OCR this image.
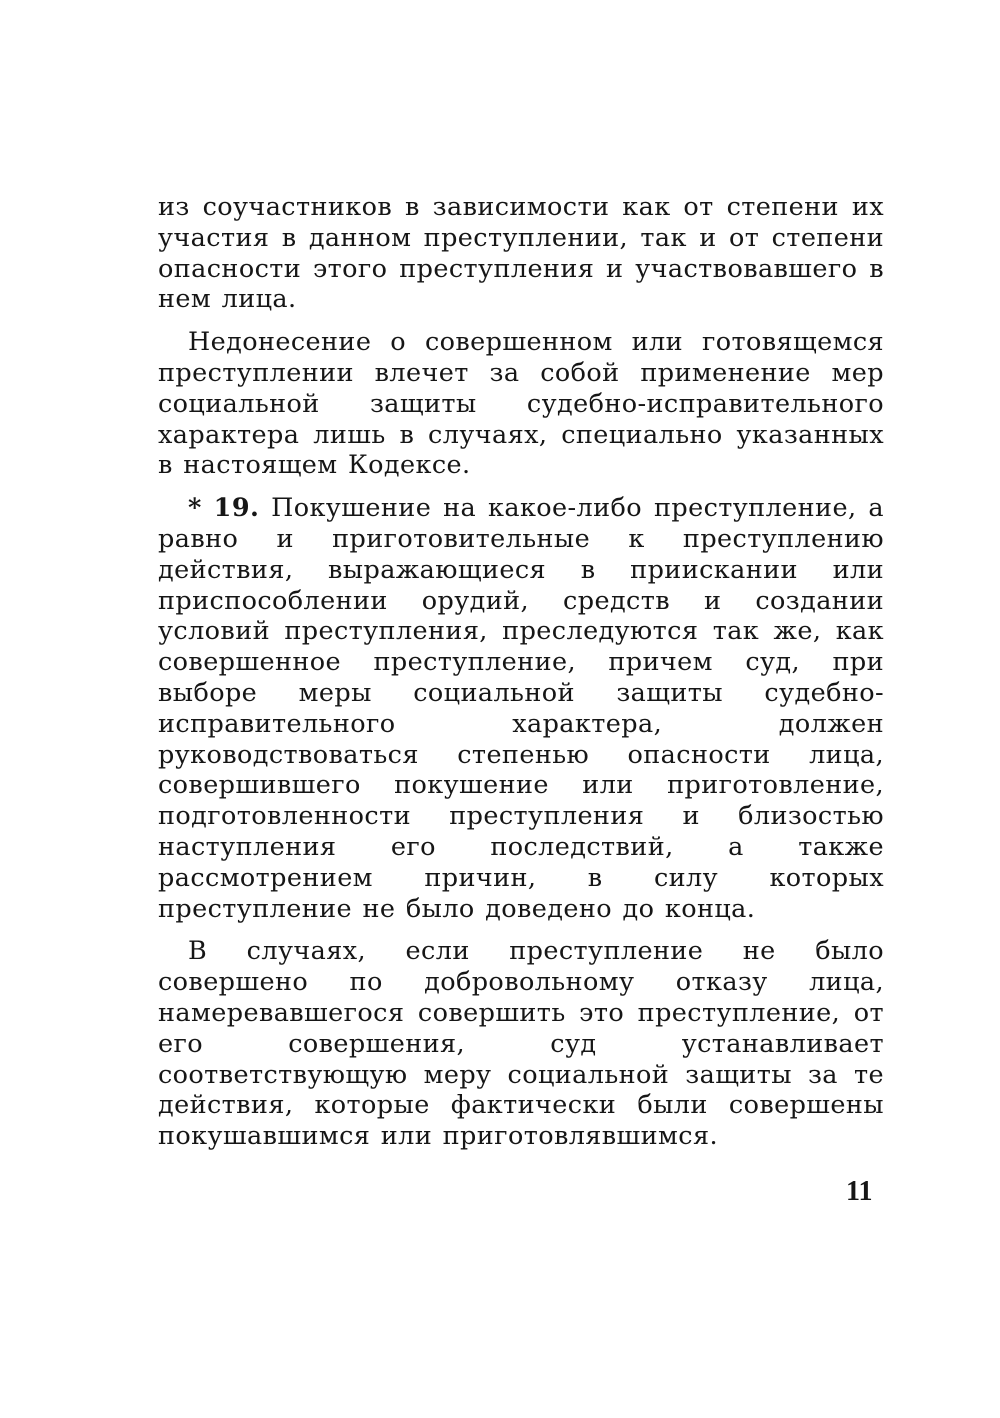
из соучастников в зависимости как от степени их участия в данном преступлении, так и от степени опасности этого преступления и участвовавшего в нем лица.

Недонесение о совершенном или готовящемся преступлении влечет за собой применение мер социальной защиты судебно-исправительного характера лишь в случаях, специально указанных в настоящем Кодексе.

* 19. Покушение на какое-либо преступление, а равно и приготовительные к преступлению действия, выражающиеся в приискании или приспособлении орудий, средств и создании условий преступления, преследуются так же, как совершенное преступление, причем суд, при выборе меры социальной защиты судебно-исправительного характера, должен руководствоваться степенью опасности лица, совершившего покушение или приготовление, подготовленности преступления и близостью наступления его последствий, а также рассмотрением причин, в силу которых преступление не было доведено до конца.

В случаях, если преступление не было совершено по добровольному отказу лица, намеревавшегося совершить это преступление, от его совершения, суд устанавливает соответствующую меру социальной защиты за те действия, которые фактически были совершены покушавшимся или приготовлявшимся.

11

============================================================

- **Your task**: Identify which lines contain the word "преступления" and copy each one.

- **Output of the exercise**:
из соучастников в зависимости как от степени их участия в данном преступлении, так и от степени опасности этого преступления и участвовавшего в нем лица.
* 19. Покушение на какое-либо преступление, а равно и приготовительные к преступлению действия, выражающиеся в приискании или приспособлении орудий, средств и создании условий преступления, преследуются так же, как совершенное преступление, причем суд, при выборе меры социальной защиты судебно-исправительного характера, должен руководствоваться степенью опасности лица, совершившего покушение или приготовление, подготовленности преступления и близостью наступления его последствий, а также рассмотрением причин, в силу которых преступление не было доведено до конца.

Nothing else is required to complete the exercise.